___ Records to use ___

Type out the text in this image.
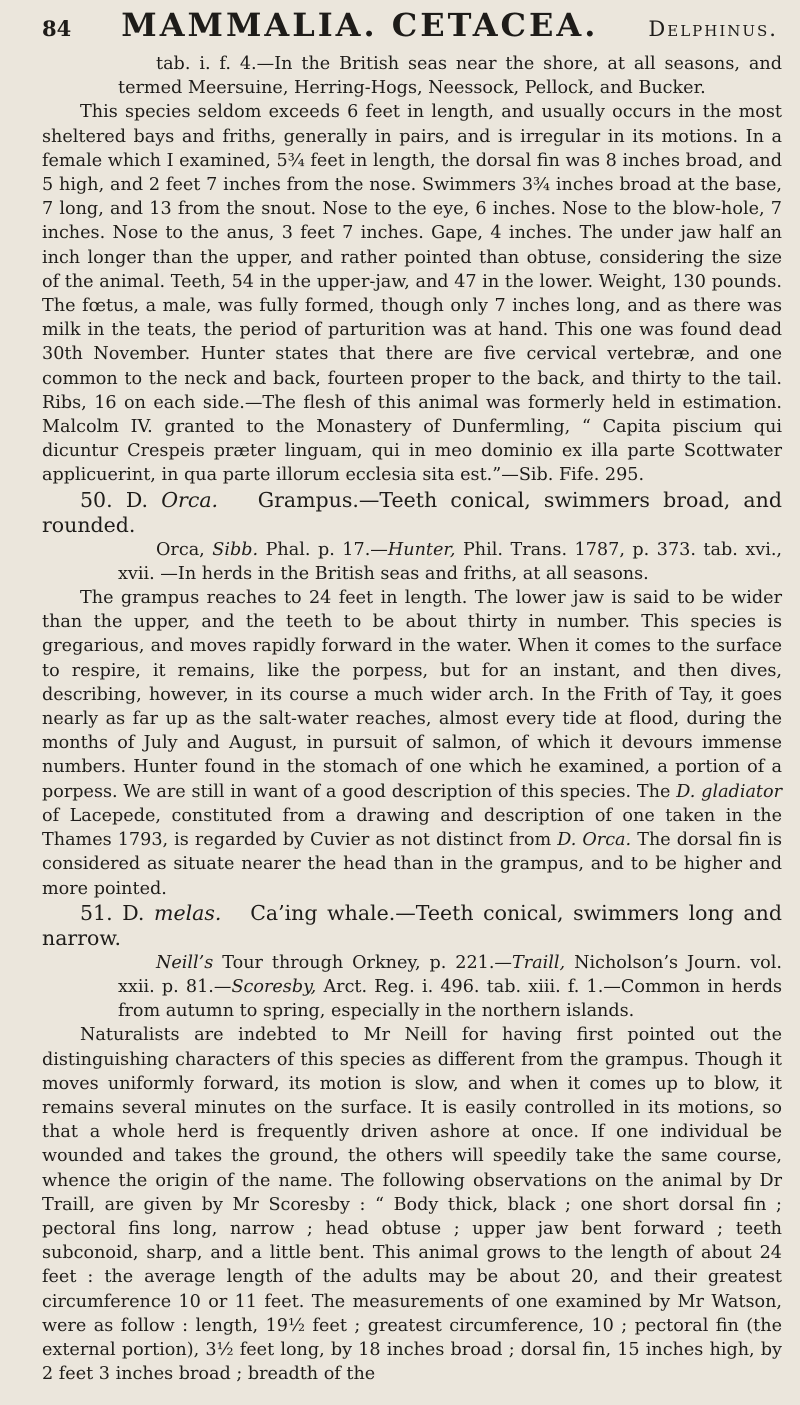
84 MAMMALIA. CETACEA. Delphinus.

tab. i. f. 4.—In the British seas near the shore, at all seasons, and termed Meersuine, Herring-Hogs, Neessock, Pellock, and Bucker.

This species seldom exceeds 6 feet in length, and usually occurs in the most sheltered bays and friths, generally in pairs, and is irregular in its motions. In a female which I examined, 5¾ feet in length, the dorsal fin was 8 inches broad, and 5 high, and 2 feet 7 inches from the nose. Swimmers 3¾ inches broad at the base, 7 long, and 13 from the snout. Nose to the eye, 6 inches. Nose to the blow-hole, 7 inches. Nose to the anus, 3 feet 7 inches. Gape, 4 inches. The under jaw half an inch longer than the upper, and rather pointed than obtuse, considering the size of the animal. Teeth, 54 in the upper-jaw, and 47 in the lower. Weight, 130 pounds. The fœtus, a male, was fully formed, though only 7 inches long, and as there was milk in the teats, the period of parturition was at hand. This one was found dead 30th November. Hunter states that there are five cervical vertebræ, and one common to the neck and back, fourteen proper to the back, and thirty to the tail. Ribs, 16 on each side.—The flesh of this animal was formerly held in estimation. Malcolm IV. granted to the Monastery of Dunfermling, “ Capita piscium qui dicuntur Crespeis præter linguam, qui in meo dominio ex illa parte Scottwater applicuerint, in qua parte illorum ecclesia sita est.”—Sib. Fife. 295.

50. D. Orca. Grampus.—Teeth conical, swimmers broad, and rounded.

Orca, Sibb. Phal. p. 17.—Hunter, Phil. Trans. 1787, p. 373. tab. xvi., xvii. —In herds in the British seas and friths, at all seasons.

The grampus reaches to 24 feet in length. The lower jaw is said to be wider than the upper, and the teeth to be about thirty in number. This species is gregarious, and moves rapidly forward in the water. When it comes to the surface to respire, it remains, like the porpess, but for an instant, and then dives, describing, however, in its course a much wider arch. In the Frith of Tay, it goes nearly as far up as the salt-water reaches, almost every tide at flood, during the months of July and August, in pursuit of salmon, of which it devours immense numbers. Hunter found in the stomach of one which he examined, a portion of a porpess. We are still in want of a good description of this species. The D. gladiator of Lacepede, constituted from a drawing and description of one taken in the Thames 1793, is regarded by Cuvier as not distinct from D. Orca. The dorsal fin is considered as situate nearer the head than in the grampus, and to be higher and more pointed.

51. D. melas. Ca’ing whale.—Teeth conical, swimmers long and narrow.

Neill’s Tour through Orkney, p. 221.—Traill, Nicholson’s Journ. vol. xxii. p. 81.—Scoresby, Arct. Reg. i. 496. tab. xiii. f. 1.—Common in herds from autumn to spring, especially in the northern islands.

Naturalists are indebted to Mr Neill for having first pointed out the distinguishing characters of this species as different from the grampus. Though it moves uniformly forward, its motion is slow, and when it comes up to blow, it remains several minutes on the surface. It is easily controlled in its motions, so that a whole herd is frequently driven ashore at once. If one individual be wounded and takes the ground, the others will speedily take the same course, whence the origin of the name. The following observations on the animal by Dr Traill, are given by Mr Scoresby : “ Body thick, black ; one short dorsal fin ; pectoral fins long, narrow ; head obtuse ; upper jaw bent forward ; teeth subconoid, sharp, and a little bent. This animal grows to the length of about 24 feet : the average length of the adults may be about 20, and their greatest circumference 10 or 11 feet. The measurements of one examined by Mr Watson, were as follow : length, 19½ feet ; greatest circumference, 10 ; pectoral fin (the external portion), 3½ feet long, by 18 inches broad ; dorsal fin, 15 inches high, by 2 feet 3 inches broad ; breadth of the
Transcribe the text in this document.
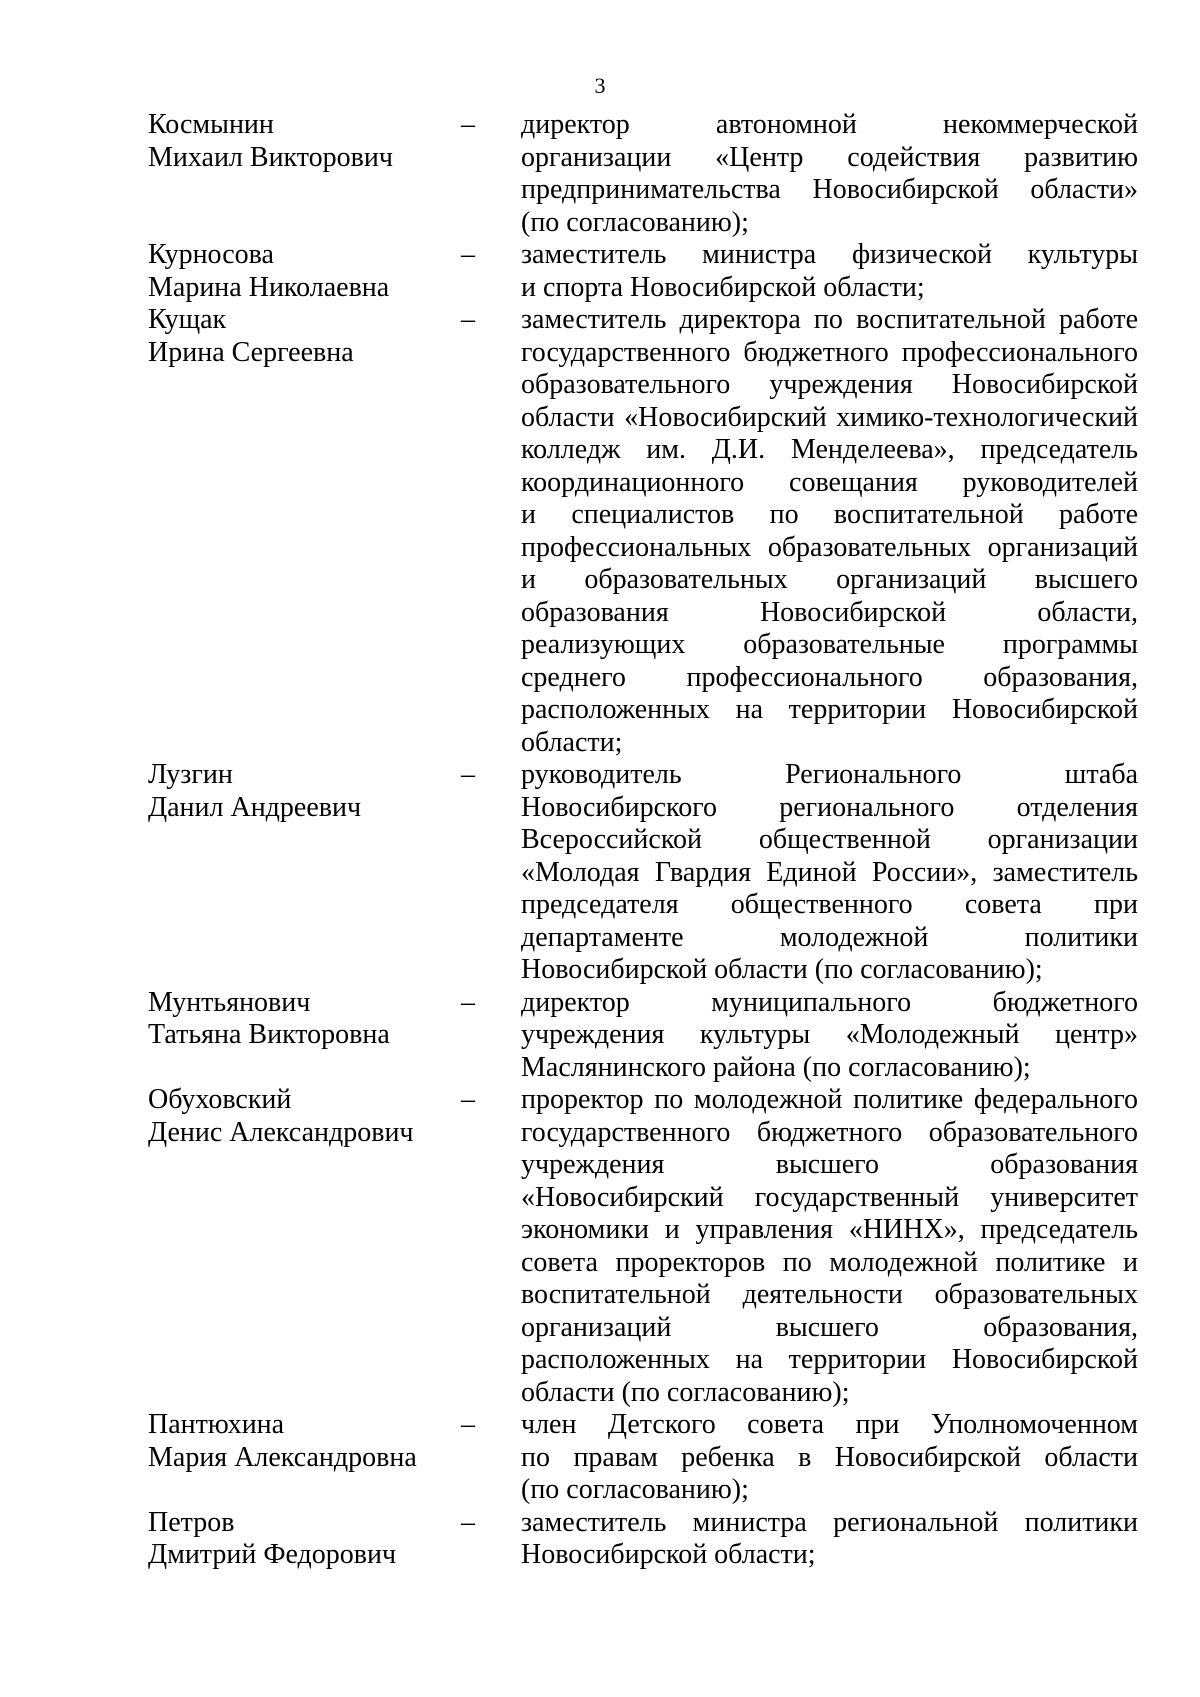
3
Космынин
Михаил Викторович
–	директор автономной некоммерческой
организации «Центр содействия развитию
предпринимательства Новосибирской области»
(по согласованию);
Курносова
Марина Николаевна
–	заместитель министра физической культуры
и спорта Новосибирской области;
Кущак
Ирина Сергеевна
–	заместитель директора по воспитательной работе
государственного бюджетного профессионального
образовательного учреждения Новосибирской
области «Новосибирский химико-технологический
колледж им. Д.И. Менделеева», председатель
координационного совещания руководителей
и специалистов по воспитательной работе
профессиональных образовательных организаций
и образовательных организаций высшего
образования Новосибирской области,
реализующих образовательные программы
среднего профессионального образования,
расположенных на территории Новосибирской
области;
Лузгин
Данил Андреевич
–	руководитель Регионального штаба
Новосибирского регионального отделения
Всероссийской общественной организации
«Молодая Гвардия Единой России», заместитель
председателя общественного совета при
департаменте молодежной политики
Новосибирской области (по согласованию);
Мунтьянович
Татьяна Викторовна
–	директор муниципального бюджетного
учреждения культуры «Молодежный центр»
Маслянинского района (по согласованию);
Обуховский
Денис Александрович
–	проректор по молодежной политике федерального
государственного бюджетного образовательного
учреждения высшего образования
«Новосибирский государственный университет
экономики и управления «НИНХ», председатель
совета проректоров по молодежной политике и
воспитательной деятельности образовательных
организаций высшего образования,
расположенных на территории Новосибирской
области (по согласованию);
Пантюхина
Мария Александровна
–	член Детского совета при Уполномоченном
по правам ребенка в Новосибирской области
(по согласованию);
Петров
Дмитрий Федорович
–	заместитель министра региональной политики
Новосибирской области;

___

■ Description of the task
Copy each line of the records above that carries the word "министра".

■ Answer to this exercise
–	заместитель министра физической культуры
–	заместитель министра региональной политики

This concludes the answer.